--- EXERCISE INPUTS ---

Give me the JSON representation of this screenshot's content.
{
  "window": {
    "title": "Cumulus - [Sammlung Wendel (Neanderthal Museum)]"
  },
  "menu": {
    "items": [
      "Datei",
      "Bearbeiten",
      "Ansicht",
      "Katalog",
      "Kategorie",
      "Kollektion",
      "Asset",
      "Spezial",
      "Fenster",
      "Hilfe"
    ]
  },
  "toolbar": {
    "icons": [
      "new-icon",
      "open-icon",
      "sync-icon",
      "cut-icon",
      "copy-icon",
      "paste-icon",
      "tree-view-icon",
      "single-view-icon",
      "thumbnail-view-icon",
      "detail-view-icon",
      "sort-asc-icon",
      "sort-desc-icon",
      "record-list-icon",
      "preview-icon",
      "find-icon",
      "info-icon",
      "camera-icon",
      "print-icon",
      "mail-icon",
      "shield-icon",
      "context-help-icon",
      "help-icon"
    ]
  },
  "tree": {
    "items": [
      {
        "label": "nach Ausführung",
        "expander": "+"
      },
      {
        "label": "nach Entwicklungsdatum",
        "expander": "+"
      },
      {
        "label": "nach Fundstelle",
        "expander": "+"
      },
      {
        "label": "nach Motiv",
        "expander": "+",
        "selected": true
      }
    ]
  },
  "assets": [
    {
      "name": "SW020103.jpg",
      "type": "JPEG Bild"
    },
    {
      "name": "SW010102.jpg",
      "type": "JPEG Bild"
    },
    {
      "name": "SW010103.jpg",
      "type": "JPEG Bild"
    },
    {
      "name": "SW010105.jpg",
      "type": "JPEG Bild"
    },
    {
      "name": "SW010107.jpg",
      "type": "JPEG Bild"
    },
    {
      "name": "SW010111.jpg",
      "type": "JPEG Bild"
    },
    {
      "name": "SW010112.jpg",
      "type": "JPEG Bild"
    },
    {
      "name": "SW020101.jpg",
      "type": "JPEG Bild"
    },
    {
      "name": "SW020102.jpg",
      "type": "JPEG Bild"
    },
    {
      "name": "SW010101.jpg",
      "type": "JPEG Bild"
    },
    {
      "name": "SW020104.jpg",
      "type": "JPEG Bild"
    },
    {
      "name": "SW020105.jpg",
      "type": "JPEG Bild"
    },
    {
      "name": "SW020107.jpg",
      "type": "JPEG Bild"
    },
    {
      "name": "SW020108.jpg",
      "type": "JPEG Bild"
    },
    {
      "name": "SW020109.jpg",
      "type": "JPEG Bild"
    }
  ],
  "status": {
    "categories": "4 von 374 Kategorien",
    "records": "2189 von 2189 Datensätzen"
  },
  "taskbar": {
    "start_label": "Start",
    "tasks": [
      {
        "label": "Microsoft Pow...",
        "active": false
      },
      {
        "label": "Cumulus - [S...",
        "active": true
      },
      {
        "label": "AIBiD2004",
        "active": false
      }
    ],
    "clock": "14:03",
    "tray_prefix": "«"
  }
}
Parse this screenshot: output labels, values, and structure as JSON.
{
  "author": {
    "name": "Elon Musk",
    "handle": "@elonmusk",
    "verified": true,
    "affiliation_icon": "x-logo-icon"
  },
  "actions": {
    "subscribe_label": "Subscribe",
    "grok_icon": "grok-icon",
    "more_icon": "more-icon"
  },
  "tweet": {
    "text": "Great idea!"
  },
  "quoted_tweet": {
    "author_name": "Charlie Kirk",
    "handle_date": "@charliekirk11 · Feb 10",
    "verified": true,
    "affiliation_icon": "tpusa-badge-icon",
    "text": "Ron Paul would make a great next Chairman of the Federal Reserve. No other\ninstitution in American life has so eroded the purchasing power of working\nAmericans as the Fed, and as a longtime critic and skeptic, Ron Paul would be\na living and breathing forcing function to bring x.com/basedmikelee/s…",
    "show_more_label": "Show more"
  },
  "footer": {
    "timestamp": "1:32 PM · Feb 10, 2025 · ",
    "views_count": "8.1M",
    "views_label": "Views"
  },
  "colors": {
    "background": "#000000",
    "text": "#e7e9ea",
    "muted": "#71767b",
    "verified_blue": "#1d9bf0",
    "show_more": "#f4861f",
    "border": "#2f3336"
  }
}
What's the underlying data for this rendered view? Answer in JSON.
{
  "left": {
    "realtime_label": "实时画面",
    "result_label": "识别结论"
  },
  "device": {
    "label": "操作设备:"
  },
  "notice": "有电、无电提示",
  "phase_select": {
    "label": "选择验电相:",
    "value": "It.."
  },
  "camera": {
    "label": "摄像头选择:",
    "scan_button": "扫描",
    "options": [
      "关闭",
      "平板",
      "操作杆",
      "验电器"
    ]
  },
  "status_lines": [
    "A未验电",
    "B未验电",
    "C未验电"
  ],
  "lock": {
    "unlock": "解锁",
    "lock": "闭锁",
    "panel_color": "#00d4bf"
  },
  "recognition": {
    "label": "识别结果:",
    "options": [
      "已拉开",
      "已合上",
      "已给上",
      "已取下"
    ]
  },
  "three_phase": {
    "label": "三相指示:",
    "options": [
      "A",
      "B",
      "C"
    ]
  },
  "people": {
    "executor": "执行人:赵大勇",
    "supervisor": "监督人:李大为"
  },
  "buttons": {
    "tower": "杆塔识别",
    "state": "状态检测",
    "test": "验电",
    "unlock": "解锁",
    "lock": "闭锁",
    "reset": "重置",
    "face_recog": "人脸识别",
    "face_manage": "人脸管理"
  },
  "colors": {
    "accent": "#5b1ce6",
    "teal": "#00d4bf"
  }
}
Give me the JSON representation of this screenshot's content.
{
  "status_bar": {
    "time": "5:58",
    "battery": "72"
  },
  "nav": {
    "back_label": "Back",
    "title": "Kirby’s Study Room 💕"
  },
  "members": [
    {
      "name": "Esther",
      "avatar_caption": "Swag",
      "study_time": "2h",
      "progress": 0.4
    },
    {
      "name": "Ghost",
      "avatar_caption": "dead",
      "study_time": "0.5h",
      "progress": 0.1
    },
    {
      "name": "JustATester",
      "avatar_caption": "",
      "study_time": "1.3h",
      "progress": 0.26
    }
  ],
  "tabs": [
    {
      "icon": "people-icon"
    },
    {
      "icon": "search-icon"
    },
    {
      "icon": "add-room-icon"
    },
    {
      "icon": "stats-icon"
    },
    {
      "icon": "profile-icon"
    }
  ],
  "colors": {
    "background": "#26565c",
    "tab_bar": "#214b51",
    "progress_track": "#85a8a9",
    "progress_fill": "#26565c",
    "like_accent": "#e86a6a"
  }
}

--- REQUIREMENT ---
Retype every record above exactly as written.

--- TASK RESULT ---
Give me the JSON representation of this screenshot's content.
{
  "window": {
    "title": "Cumulus - [Sammlung Wendel (Neanderthal Museum)]"
  },
  "menu": {
    "items": [
      "Datei",
      "Bearbeiten",
      "Ansicht",
      "Katalog",
      "Kategorie",
      "Kollektion",
      "Asset",
      "Spezial",
      "Fenster",
      "Hilfe"
    ]
  },
  "toolbar": {
    "icons": [
      "new-icon",
      "open-icon",
      "sync-icon",
      "cut-icon",
      "copy-icon",
      "paste-icon",
      "tree-view-icon",
      "single-view-icon",
      "thumbnail-view-icon",
      "detail-view-icon",
      "sort-asc-icon",
      "sort-desc-icon",
      "record-list-icon",
      "preview-icon",
      "find-icon",
      "info-icon",
      "camera-icon",
      "print-icon",
      "mail-icon",
      "shield-icon",
      "context-help-icon",
      "help-icon"
    ]
  },
  "tree": {
    "items": [
      {
        "label": "nach Ausführung",
        "expander": "+"
      },
      {
        "label": "nach Entwicklungsdatum",
        "expander": "+"
      },
      {
        "label": "nach Fundstelle",
        "expander": "+"
      },
      {
        "label": "nach Motiv",
        "expander": "+",
        "selected": true
      }
    ]
  },
  "assets": [
    {
      "name": "SW020103.jpg",
      "type": "JPEG Bild"
    },
    {
      "name": "SW010102.jpg",
      "type": "JPEG Bild"
    },
    {
      "name": "SW010103.jpg",
      "type": "JPEG Bild"
    },
    {
      "name": "SW010105.jpg",
      "type": "JPEG Bild"
    },
    {
      "name": "SW010107.jpg",
      "type": "JPEG Bild"
    },
    {
      "name": "SW010111.jpg",
      "type": "JPEG Bild"
    },
    {
      "name": "SW010112.jpg",
      "type": "JPEG Bild"
    },
    {
      "name": "SW020101.jpg",
      "type": "JPEG Bild"
    },
    {
      "name": "SW020102.jpg",
      "type": "JPEG Bild"
    },
    {
      "name": "SW010101.jpg",
      "type": "JPEG Bild"
    },
    {
      "name": "SW020104.jpg",
      "type": "JPEG Bild"
    },
    {
      "name": "SW020105.jpg",
      "type": "JPEG Bild"
    },
    {
      "name": "SW020107.jpg",
      "type": "JPEG Bild"
    },
    {
      "name": "SW020108.jpg",
      "type": "JPEG Bild"
    },
    {
      "name": "SW020109.jpg",
      "type": "JPEG Bild"
    }
  ],
  "status": {
    "categories": "4 von 374 Kategorien",
    "records": "2189 von 2189 Datensätzen"
  },
  "taskbar": {
    "start_label": "Start",
    "tasks": [
      {
        "label": "Microsoft Pow...",
        "active": false
      },
      {
        "label": "Cumulus - [S...",
        "active": true
      },
      {
        "label": "AIBiD2004",
        "active": false
      }
    ],
    "clock": "14:03",
    "tray_prefix": "«"
  }
}
Parse this screenshot: output labels, values, and structure as JSON.
{
  "author": {
    "name": "Elon Musk",
    "handle": "@elonmusk",
    "verified": true,
    "affiliation_icon": "x-logo-icon"
  },
  "actions": {
    "subscribe_label": "Subscribe",
    "grok_icon": "grok-icon",
    "more_icon": "more-icon"
  },
  "tweet": {
    "text": "Great idea!"
  },
  "quoted_tweet": {
    "author_name": "Charlie Kirk",
    "handle_date": "@charliekirk11 · Feb 10",
    "verified": true,
    "affiliation_icon": "tpusa-badge-icon",
    "text": "Ron Paul would make a great next Chairman of the Federal Reserve. No other\ninstitution in American life has so eroded the purchasing power of working\nAmericans as the Fed, and as a longtime critic and skeptic, Ron Paul would be\na living and breathing forcing function to bring x.com/basedmikelee/s…",
    "show_more_label": "Show more"
  },
  "footer": {
    "timestamp": "1:32 PM · Feb 10, 2025 · ",
    "views_count": "8.1M",
    "views_label": "Views"
  },
  "colors": {
    "background": "#000000",
    "text": "#e7e9ea",
    "muted": "#71767b",
    "verified_blue": "#1d9bf0",
    "show_more": "#f4861f",
    "border": "#2f3336"
  }
}
What's the underlying data for this rendered view? Answer in JSON.
{
  "left": {
    "realtime_label": "实时画面",
    "result_label": "识别结论"
  },
  "device": {
    "label": "操作设备:"
  },
  "notice": "有电、无电提示",
  "phase_select": {
    "label": "选择验电相:",
    "value": "It.."
  },
  "camera": {
    "label": "摄像头选择:",
    "scan_button": "扫描",
    "options": [
      "关闭",
      "平板",
      "操作杆",
      "验电器"
    ]
  },
  "status_lines": [
    "A未验电",
    "B未验电",
    "C未验电"
  ],
  "lock": {
    "unlock": "解锁",
    "lock": "闭锁",
    "panel_color": "#00d4bf"
  },
  "recognition": {
    "label": "识别结果:",
    "options": [
      "已拉开",
      "已合上",
      "已给上",
      "已取下"
    ]
  },
  "three_phase": {
    "label": "三相指示:",
    "options": [
      "A",
      "B",
      "C"
    ]
  },
  "people": {
    "executor": "执行人:赵大勇",
    "supervisor": "监督人:李大为"
  },
  "buttons": {
    "tower": "杆塔识别",
    "state": "状态检测",
    "test": "验电",
    "unlock": "解锁",
    "lock": "闭锁",
    "reset": "重置",
    "face_recog": "人脸识别",
    "face_manage": "人脸管理"
  },
  "colors": {
    "accent": "#5b1ce6",
    "teal": "#00d4bf"
  }
}
Give me the JSON representation of this screenshot's content.
{
  "status_bar": {
    "time": "5:58",
    "battery": "72"
  },
  "nav": {
    "back_label": "Back",
    "title": "Kirby’s Study Room 💕"
  },
  "members": [
    {
      "name": "Esther",
      "avatar_caption": "Swag",
      "study_time": "2h",
      "progress": 0.4
    },
    {
      "name": "Ghost",
      "avatar_caption": "dead",
      "study_time": "0.5h",
      "progress": 0.1
    },
    {
      "name": "JustATester",
      "avatar_caption": "",
      "study_time": "1.3h",
      "progress": 0.26
    }
  ],
  "tabs": [
    {
      "icon": "people-icon"
    },
    {
      "icon": "search-icon"
    },
    {
      "icon": "add-room-icon"
    },
    {
      "icon": "stats-icon"
    },
    {
      "icon": "profile-icon"
    }
  ],
  "colors": {
    "background": "#26565c",
    "tab_bar": "#214b51",
    "progress_track": "#85a8a9",
    "progress_fill": "#26565c",
    "like_accent": "#e86a6a"
  }
}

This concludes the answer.